____ MATERIAL FOR THE TASK
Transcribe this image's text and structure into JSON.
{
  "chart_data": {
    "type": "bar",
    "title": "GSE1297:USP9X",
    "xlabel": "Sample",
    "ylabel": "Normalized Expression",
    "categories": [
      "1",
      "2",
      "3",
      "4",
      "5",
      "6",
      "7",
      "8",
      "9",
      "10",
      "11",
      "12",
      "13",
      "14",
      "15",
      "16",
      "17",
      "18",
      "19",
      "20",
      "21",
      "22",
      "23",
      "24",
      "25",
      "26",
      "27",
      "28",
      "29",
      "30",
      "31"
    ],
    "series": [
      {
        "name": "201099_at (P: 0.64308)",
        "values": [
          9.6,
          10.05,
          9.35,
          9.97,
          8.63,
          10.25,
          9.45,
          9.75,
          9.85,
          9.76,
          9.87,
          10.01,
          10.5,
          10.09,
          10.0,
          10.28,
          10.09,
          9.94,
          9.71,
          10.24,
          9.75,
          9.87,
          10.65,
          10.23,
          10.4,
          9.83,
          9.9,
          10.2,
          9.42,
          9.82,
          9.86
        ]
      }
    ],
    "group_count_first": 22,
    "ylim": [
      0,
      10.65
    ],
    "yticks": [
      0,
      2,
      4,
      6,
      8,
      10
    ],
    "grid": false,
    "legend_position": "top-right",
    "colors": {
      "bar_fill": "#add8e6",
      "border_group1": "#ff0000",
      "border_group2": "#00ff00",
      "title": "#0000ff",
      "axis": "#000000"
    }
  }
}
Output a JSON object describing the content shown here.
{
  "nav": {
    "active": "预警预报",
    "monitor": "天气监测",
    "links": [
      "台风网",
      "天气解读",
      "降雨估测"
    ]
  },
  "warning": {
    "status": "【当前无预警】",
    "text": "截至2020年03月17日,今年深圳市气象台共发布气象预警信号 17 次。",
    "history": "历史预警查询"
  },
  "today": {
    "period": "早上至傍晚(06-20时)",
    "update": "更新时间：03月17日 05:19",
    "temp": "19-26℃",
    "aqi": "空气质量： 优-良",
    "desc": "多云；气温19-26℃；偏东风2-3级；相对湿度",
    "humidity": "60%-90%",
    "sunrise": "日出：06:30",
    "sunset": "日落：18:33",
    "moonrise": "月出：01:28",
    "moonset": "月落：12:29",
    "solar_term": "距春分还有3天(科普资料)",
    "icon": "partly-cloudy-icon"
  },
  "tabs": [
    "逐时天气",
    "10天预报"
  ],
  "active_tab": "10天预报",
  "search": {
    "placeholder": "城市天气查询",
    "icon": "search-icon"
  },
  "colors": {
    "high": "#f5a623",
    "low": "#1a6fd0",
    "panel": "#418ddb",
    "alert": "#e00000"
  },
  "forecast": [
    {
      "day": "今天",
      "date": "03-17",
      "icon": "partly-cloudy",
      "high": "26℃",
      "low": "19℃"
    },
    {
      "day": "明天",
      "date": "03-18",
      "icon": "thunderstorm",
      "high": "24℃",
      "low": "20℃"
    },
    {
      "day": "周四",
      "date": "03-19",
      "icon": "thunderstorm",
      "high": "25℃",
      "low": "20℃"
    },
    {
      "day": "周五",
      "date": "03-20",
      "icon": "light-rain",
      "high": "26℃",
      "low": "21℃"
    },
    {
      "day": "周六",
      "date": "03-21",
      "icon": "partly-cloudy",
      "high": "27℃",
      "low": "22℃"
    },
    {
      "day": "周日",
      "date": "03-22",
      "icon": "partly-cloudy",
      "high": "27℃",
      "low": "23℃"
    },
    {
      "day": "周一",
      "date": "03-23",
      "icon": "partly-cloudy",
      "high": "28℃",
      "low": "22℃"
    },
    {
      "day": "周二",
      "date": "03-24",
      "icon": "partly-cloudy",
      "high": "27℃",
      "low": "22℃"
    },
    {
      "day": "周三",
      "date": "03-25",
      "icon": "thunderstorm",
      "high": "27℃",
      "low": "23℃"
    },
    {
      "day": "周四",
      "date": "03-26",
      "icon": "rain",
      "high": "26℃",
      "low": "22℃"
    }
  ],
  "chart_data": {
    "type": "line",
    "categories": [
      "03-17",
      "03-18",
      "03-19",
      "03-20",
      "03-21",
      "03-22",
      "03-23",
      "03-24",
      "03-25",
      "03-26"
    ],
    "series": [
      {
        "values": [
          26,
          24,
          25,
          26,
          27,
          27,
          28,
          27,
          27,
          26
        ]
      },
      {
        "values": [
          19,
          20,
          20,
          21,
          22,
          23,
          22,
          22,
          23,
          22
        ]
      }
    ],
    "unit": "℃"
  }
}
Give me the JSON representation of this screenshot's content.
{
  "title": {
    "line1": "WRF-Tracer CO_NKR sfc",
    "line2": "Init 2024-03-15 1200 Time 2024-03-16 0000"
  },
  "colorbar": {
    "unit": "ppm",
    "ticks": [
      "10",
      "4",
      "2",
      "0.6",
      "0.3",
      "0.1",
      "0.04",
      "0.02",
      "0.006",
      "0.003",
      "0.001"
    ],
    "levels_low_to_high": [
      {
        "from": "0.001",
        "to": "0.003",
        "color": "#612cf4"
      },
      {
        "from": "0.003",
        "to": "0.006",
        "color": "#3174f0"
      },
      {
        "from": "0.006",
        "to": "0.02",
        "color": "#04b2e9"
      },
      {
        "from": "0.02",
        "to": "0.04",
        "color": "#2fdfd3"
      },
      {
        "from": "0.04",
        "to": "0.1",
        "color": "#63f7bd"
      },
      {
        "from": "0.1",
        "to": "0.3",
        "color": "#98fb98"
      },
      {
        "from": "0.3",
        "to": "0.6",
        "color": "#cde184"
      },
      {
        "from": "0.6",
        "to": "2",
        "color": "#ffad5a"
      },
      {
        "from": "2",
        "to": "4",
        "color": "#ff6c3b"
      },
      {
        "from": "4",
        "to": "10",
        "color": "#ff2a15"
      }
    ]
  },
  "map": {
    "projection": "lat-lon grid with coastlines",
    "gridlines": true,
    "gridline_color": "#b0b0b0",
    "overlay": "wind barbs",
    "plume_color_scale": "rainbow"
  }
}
________
[EXERCISE]: Using the records above, copy each line that contains "content".

[ANSWER FOR THIS EXERCISE]:
Output a JSON object describing the content shown here.
Give me the JSON representation of this screenshot's content.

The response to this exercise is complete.